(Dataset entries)
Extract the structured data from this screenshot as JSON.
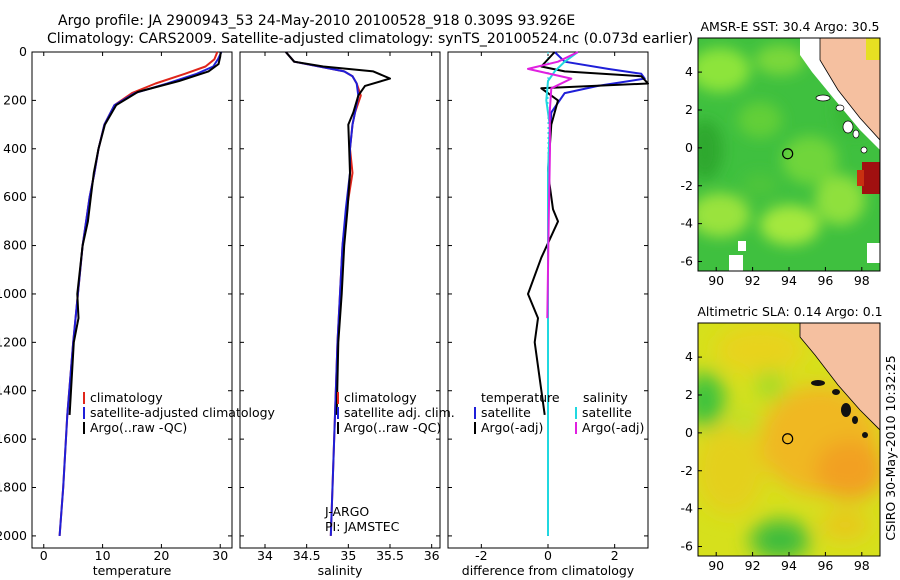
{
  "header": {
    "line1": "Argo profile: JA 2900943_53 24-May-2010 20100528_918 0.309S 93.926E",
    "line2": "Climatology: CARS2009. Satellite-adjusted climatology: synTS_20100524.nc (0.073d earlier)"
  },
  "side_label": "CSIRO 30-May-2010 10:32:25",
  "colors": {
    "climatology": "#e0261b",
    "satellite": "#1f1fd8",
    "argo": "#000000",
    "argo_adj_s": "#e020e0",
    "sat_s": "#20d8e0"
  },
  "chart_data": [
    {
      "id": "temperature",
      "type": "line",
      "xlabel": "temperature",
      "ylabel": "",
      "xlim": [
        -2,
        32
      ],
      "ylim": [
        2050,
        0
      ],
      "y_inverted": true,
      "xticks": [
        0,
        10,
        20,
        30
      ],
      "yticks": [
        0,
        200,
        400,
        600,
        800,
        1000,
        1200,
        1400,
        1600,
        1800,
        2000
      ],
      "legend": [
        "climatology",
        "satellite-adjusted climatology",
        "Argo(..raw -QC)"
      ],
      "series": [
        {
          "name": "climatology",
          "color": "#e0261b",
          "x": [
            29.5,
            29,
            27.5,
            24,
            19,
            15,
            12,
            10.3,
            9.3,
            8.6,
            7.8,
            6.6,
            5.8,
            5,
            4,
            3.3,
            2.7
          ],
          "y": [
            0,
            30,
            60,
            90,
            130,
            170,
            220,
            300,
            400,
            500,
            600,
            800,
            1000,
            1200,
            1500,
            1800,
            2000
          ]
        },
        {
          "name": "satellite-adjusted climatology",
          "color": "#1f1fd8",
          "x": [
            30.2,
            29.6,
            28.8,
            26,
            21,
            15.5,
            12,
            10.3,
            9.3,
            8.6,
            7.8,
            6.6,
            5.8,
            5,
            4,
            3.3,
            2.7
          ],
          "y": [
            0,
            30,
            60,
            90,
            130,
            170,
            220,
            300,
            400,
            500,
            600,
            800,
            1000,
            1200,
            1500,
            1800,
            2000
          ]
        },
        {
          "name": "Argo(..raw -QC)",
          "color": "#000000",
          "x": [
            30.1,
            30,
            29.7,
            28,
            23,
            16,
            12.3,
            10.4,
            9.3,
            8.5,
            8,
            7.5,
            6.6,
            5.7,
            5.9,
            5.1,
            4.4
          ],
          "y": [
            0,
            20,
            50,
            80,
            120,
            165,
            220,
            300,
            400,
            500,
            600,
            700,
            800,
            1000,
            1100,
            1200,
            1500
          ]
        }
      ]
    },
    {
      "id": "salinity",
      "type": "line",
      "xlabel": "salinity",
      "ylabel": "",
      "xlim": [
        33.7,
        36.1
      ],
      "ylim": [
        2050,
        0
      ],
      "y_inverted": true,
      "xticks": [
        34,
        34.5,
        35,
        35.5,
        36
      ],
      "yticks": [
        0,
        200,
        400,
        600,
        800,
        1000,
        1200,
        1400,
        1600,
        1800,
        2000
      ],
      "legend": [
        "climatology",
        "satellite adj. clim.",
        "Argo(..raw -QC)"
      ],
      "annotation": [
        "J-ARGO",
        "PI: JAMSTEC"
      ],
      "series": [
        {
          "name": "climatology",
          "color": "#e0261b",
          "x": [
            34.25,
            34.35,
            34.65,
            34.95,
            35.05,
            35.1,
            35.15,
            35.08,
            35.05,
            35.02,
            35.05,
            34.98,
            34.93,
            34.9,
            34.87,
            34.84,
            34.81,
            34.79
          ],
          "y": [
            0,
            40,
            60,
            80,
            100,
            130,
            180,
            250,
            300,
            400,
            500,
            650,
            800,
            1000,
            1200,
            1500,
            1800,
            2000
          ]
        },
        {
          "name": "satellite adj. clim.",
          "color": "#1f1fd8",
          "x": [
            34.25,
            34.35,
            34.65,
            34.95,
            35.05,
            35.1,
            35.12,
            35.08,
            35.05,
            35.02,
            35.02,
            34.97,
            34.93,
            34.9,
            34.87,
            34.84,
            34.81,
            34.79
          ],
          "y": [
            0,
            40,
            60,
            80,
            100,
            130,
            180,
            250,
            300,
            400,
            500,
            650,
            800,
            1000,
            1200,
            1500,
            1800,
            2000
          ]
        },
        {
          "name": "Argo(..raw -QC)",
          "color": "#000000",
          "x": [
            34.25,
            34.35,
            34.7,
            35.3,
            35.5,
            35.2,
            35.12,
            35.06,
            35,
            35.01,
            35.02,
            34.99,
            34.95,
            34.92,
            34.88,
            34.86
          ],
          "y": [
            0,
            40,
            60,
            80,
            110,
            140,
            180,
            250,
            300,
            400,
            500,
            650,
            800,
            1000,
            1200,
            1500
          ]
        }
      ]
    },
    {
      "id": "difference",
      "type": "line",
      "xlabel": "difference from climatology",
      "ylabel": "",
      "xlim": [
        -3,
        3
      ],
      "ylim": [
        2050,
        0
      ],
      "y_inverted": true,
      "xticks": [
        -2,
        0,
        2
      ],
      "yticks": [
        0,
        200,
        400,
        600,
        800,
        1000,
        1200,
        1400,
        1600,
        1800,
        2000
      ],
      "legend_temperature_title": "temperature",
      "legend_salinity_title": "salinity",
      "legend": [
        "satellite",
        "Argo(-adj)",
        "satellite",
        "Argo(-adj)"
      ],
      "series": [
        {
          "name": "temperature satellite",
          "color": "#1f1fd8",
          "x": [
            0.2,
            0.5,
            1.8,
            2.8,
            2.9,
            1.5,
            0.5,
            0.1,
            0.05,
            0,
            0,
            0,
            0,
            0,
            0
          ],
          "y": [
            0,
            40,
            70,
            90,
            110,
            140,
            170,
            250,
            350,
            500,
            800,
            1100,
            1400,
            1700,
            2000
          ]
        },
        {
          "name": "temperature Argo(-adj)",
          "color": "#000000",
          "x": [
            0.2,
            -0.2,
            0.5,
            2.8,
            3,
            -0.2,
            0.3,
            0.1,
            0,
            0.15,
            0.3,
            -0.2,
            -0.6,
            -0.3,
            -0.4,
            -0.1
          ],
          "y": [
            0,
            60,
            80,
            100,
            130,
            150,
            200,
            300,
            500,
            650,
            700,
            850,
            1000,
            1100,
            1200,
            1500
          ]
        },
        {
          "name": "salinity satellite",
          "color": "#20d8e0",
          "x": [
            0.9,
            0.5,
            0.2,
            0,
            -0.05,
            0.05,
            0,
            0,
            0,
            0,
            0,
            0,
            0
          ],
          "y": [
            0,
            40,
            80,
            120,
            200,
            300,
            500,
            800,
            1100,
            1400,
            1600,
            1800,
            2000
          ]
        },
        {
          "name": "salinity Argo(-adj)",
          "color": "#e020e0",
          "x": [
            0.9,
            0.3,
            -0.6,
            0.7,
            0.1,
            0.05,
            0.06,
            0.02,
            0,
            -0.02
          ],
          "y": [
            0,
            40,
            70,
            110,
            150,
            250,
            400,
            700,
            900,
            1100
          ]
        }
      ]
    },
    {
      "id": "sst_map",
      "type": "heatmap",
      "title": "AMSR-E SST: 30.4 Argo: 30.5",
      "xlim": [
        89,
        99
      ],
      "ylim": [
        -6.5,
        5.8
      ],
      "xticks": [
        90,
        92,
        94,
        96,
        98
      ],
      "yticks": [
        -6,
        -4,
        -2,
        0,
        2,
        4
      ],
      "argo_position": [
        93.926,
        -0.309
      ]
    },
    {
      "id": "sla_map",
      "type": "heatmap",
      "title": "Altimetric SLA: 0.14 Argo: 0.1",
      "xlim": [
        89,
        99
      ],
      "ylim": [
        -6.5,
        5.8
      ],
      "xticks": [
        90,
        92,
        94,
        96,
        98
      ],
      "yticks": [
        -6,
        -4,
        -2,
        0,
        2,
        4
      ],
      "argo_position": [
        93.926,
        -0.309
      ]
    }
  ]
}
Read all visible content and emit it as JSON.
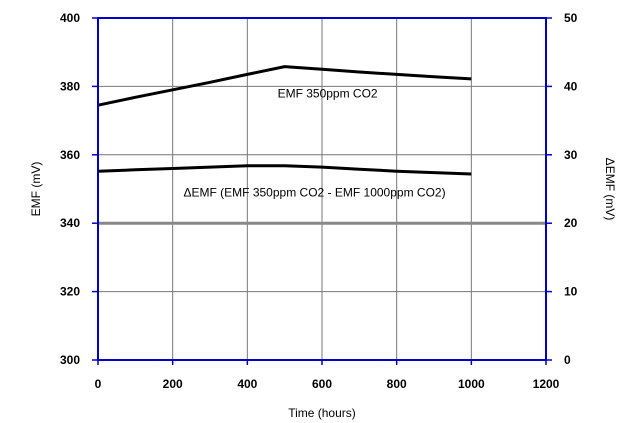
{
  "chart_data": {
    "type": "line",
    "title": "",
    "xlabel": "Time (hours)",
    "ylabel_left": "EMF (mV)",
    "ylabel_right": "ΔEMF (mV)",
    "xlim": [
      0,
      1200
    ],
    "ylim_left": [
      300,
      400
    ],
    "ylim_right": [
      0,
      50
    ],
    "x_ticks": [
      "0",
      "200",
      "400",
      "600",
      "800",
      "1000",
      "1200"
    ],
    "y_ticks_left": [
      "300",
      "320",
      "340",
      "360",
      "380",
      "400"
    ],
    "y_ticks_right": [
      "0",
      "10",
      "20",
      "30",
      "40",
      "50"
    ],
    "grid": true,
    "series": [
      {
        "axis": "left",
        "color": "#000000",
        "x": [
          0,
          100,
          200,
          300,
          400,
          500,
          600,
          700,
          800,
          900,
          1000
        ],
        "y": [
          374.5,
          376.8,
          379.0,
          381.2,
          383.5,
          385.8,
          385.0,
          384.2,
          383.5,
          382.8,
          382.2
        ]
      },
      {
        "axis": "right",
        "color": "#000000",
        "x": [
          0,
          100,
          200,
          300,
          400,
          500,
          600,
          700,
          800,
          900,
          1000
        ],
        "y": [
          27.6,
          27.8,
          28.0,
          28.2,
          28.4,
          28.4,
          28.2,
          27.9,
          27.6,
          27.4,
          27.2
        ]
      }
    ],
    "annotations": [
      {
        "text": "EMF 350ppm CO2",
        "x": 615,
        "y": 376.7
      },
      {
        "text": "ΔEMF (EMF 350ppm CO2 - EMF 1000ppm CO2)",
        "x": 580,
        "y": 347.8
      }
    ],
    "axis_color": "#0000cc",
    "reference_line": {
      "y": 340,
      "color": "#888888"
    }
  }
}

* **Task brief**
Read the data above. Pull out each line in which the string "ΔEMF" appears.

* **Full solution**
    "ylabel_right": "ΔEMF (mV)",
        "text": "ΔEMF (EMF 350ppm CO2 - EMF 1000ppm CO2)",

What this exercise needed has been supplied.